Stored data

— begin —

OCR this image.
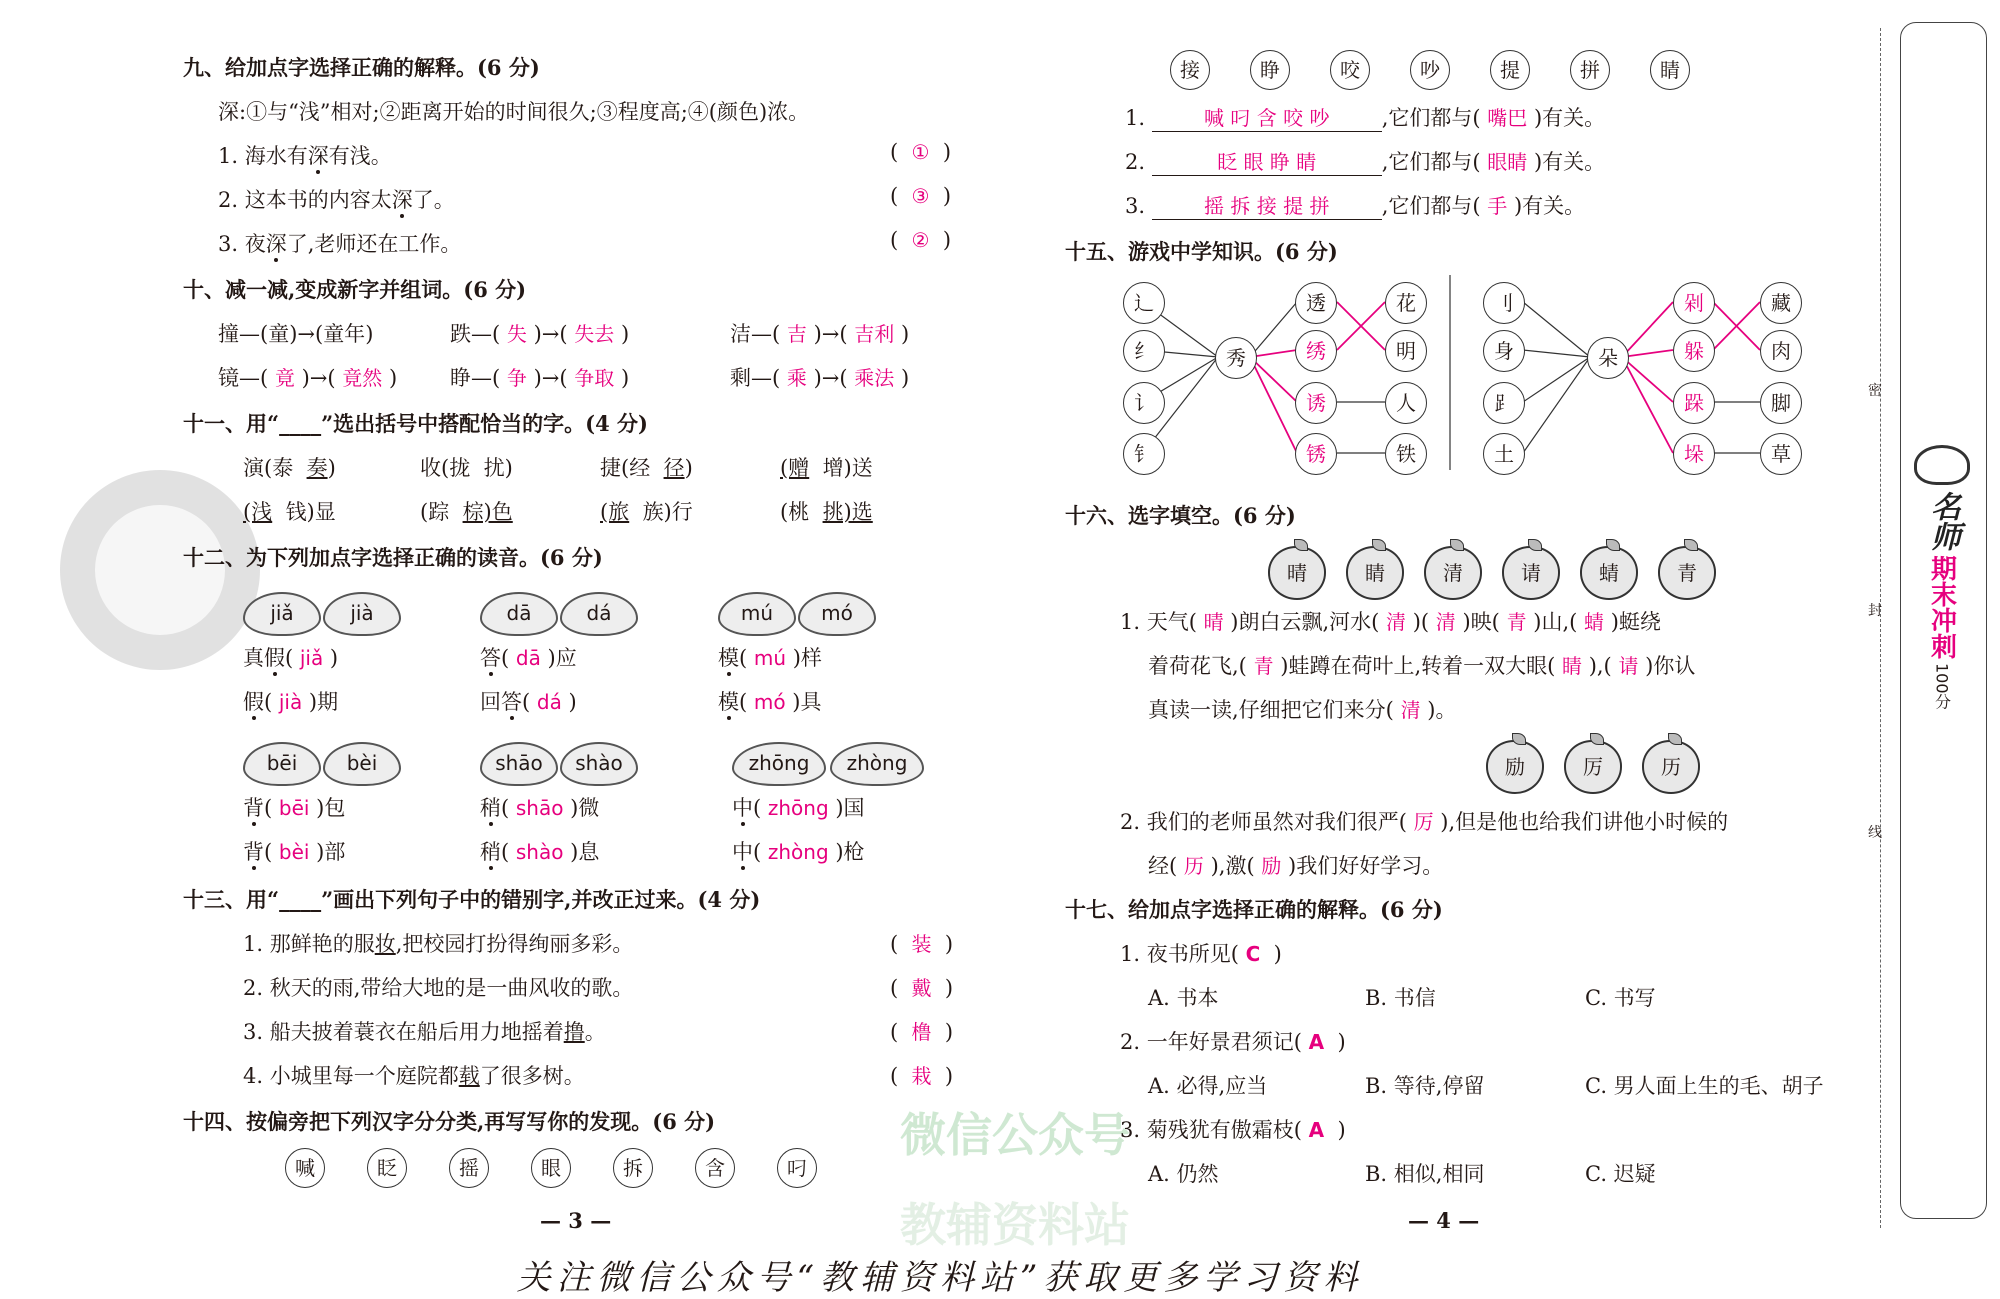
微信公众号
教辅资料站
九、给加点字选择正确的解释。(6 分)
深:①与“浅”相对;②距离开始的时间很久;③程度高;④(颜色)浓。
1. 海水有深有浅。	(  ①  )
2. 这本书的内容太深了。	(  ③  )
3. 夜深了,老师还在工作。	(  ②  )
十、减一减,变成新字并组词。(6 分)
撞—(童)→(童年)	跌—( 失 )→( 失去 )	洁—( 吉 )→( 吉利 )
镜—( 竟 )→( 竟然 )	睁—( 争 )→( 争取 )	剩—( 乘 )→( 乘法 )
十一、用“____”选出括号中搭配恰当的字。(4 分)
演(泰 奏)	收(拢 扰)	捷(经 径)	(赠 增)送
(浅 钱)显	(踪 棕)色	(旅 族)行	(桃 挑)选
十二、为下列加点字选择正确的读音。(6 分)
jiǎ	jià
真假( jiǎ )
假( jià )期
dā	dá
答( dā )应
回答( dá )
mú	mó
模( mú )样
模( mó )具
bēi	bèi
背( bēi )包
背( bèi )部
shāo	shào
稍( shāo )微
稍( shào )息
zhōng	zhòng
中( zhōng )国
中( zhòng )枪
十三、用“____”画出下列句子中的错别字,并改正过来。(4 分)
1. 那鲜艳的服妆,把校园打扮得绚丽多彩。	(  装  )
2. 秋天的雨,带给大地的是一曲风收的歌。	(  戴  )
3. 船夫披着蓑衣在船后用力地摇着撸。	(  橹  )
4. 小城里每一个庭院都载了很多树。	(  栽  )
十四、按偏旁把下列汉字分分类,再写写你的发现。(6 分)
喊	眨	摇	眼	拆	含	叼
— 3 —
接	睁	咬	吵	提	拼	睛
1.	喊 叼 含 咬 吵 ,它们都与( 嘴巴 )有关。
2.	眨 眼 睁 睛	,它们都与( 眼睛 )有关。
3.	摇 拆 接 提 拼 ,它们都与( 手 )有关。
十五、游戏中学知识。(6 分)
辶
纟
讠
钅
秀
透
绣
诱
锈
花
明
人
铁
刂
身
⻊
土
朵
剁
躲
跺
垛
藏
肉
脚
草
十六、选字填空。(6 分)
晴	睛	清	请	蜻	青
1. 天气( 晴 )朗白云飘,河水( 清 )( 清 )映( 青 )山,( 蜻 )蜓绕
着荷花飞,( 青 )蛙蹲在荷叶上,转着一双大眼( 睛 ),( 请 )你认
真读一读,仔细把它们来分( 清 )。
励	厉	历
2. 我们的老师虽然对我们很严( 厉 ),但是他也给我们讲他小时候的
经( 历 ),激( 励 )我们好好学习。
十七、给加点字选择正确的解释。(6 分)
1. 夜书所见( C )
A. 书本	B. 书信	C. 书写
2. 一年好景君须记( A )
A. 必得,应当	B. 等待,停留	C. 男人面上生的毛、胡子
3. 菊残犹有傲霜枝( A )
A. 仍然	B. 相似,相同	C. 迟疑
— 4 —
关注微信公众号“教辅资料站”获取更多学习资料
密
封
线
名师
期末冲刺
100分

— end —

Exercise
Return all the lines that contain the string "它们都与".

Exercise answer
1.	喊 叼 含 咬 吵 ,它们都与( 嘴巴 )有关。
2.	眨 眼 睁 睛	,它们都与( 眼睛 )有关。
3.	摇 拆 接 提 拼 ,它们都与( 手 )有关。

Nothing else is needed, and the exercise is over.